GOAL 1
Repeat the damper forum thread, beginning at the words "## Jared (Apr" and stopping after "for a reason.", and swap "damper" for "balancer" throughout.
GOAL 2
Pick up the forum thread on installing the engine damper and continue it from its final sentence.

TEXT SHOWN
----------------

OK. I also have a question about the damper. I had a heck of a time installing it. I do have the right tool for the job so that wasn't the issue. It seems like it would go on so far and then stop. I had this thing on and off the engine about a dozen times and kept running into the same issue. Finally I pulled out my micrometer to check what the depth should be and it appeared that I was getting is as far as it would go from the beginning. It still didn't look right since the damper was not flush with the crank. Lucky, I still have all the parts from the blown engine so I installed the timing gear and the old damper (that one was cracked where the keyway slot is). When I look at this one, it also doesn't sit flush. I've attached some pictures to compare. Does this all look normal? I thought there was more exposed shaft behind than there should be. It was almost a year ago that I tore this all apart so my memory on it is a little fuzzy.

As always, your help is appreciated.

I know OMT said my work area wasn't that bad but I think tomorrow after work I'm going to clean up in there. It's getting ridiculous.


----------



## Old Man Taylor (May 9, 2011)

It doesn't look normal to me. Are you using the same crank? If so maybe you need to hone the damper a bit, although be really careful. If it's a different crank, then try working it first. You shouldn't see much if any of the damper sleeve outside of the seal.


----------



## Jared (Apr 19, 2013)

Thanks OMT. It didn't look right to me either. It's a different crank. I've had it on and off of there at least 10 times and that is the furthest I could get it to go. I had to hone the lower timing gear too. Maybe this is a continuation of that same issue. I'll try test fitting the old damper on the new engine later to check the depth. That one has a crack the entire length of the shaft so it should slide on all the way with little effort. I knew I didn't toss any of this old stuff yet for a reason.

----------------

LISTED RECORDS
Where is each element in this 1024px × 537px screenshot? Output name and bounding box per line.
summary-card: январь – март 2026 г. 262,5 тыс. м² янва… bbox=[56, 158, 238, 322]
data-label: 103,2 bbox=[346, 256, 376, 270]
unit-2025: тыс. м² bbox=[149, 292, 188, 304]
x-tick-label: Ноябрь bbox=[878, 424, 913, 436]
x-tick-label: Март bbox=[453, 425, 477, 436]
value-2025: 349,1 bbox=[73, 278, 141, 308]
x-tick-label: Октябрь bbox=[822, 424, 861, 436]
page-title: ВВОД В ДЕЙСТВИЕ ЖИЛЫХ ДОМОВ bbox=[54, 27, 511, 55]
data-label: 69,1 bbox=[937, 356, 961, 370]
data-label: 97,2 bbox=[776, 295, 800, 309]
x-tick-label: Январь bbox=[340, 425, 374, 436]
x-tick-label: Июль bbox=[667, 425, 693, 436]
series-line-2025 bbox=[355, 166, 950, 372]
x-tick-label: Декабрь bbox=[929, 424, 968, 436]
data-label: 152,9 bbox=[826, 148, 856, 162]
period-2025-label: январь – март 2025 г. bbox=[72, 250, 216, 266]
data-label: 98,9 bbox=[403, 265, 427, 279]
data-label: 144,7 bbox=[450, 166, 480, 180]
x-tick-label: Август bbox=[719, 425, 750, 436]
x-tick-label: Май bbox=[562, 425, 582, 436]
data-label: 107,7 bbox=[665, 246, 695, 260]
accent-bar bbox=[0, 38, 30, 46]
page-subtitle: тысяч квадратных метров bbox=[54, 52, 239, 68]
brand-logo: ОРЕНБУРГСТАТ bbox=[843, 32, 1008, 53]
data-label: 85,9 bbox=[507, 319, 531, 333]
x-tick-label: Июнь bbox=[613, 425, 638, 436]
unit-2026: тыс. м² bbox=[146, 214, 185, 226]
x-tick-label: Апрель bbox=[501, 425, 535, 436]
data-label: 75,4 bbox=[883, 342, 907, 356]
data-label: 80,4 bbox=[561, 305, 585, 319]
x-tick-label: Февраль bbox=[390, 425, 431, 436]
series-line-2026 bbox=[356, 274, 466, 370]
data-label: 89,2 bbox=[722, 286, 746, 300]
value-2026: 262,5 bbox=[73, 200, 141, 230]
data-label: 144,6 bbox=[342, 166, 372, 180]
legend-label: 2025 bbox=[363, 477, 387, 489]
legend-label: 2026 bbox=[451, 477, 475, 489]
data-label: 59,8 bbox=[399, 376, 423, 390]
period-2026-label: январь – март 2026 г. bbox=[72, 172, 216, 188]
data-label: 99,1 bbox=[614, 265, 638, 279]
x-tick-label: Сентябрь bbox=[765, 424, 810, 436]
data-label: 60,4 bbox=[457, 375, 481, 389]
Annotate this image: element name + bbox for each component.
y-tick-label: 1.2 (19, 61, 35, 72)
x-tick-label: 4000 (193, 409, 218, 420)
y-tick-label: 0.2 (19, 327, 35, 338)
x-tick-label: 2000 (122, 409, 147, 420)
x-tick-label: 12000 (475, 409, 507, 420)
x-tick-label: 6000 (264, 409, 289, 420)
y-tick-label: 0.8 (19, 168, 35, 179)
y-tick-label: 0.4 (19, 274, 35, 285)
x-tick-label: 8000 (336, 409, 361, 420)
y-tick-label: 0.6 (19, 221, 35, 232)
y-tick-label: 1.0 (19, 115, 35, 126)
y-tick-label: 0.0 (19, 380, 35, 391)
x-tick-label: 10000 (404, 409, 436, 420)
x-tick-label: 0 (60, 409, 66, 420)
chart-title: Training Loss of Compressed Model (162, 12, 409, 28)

----------------

RESULT 1
## Jared (Apr 19, 2013)

Thanks OMT. It didn't look right to me either. It's a different crank. I've had it on and off of there at least 10 times and that is the furthest I could get it to go. I had to hone the lower timing gear too. Maybe this is a continuation of that same issue. I'll try test fitting the old balancer on the new engine later to check the depth. That one has a crack the entire length of the shaft so it should slide on all the way with little effort. I knew I didn't toss any of this old stuff yet for a reason.

RESULT 2
----------



## PontiacJim (Dec 29, 2012)

Jared said:


> Thanks OMT. It didn't look right to me either. It's a different crank. I've had it on and off of there at least 10 times and that is the furthest I could get it to go. I had to hone the lower timing gear too. Maybe this is a continuation of that same issue. I'll try test fitting the old damper on the new engine later to check the depth. That one has a crack the entire length of the shaft so it should slide on all the way with little effort. I knew I didn't toss any of this old stuff yet for a reason.


Measure the balancers - total inside depth length, then from back side of the balancer to the end of the sleeve portion that goes onto the crank snout. Measure thickness of the main balancer section having the timing marks - may be made/machined narrower than stock. If it is not correct, you will also be placing your pulleys on the balancer more forward and you will have belt alignment issues.

It may simply be that the balancer is new and stands out more as the original was dirty and not as noticeable or the balancer is machined to be slightly more narrow than the stock one.


----------



## Jared (Apr 19, 2013)

PontiacJim said:


> Measure the balancers - total inside depth length, then from back side of the balancer to the end of the sleeve portion that goes onto the crank snout. Measure thickness of the main balancer section having the timing marks - may be made/machined narrower than stock. If it is not correct, you will also be placing your pulleys on the balancer more forward and you will have belt alignment issues.
> 
> It may simply be that the balancer is new and stands out more as the original was dirty and not as noticeable or the balancer is machined to be slightly more narrow than the stock one.


Thanks Jim. I'm thinking along those lines too. This could be a case of it looks wrong but is actually right. The measurements I took yesterday seem to point in that direction. There's been a bunch of time since I took this apart so I am pretty fuzzy on what the old one looked like. I'd rather mess with this while the engine is on the stand than get a nasty surprise once it's in the car. I'm going to pull the new balancer off later today and compare it to the old one. Then slide the old one on there to see if it looks the same. I have no doubt that one will go on easy since I didn't need a puller to remove it from the old engine.

I don't think this is a case of it getting jammed on the keyway. I have an extra keyway that I used to make sure the slot in the damper was big enough.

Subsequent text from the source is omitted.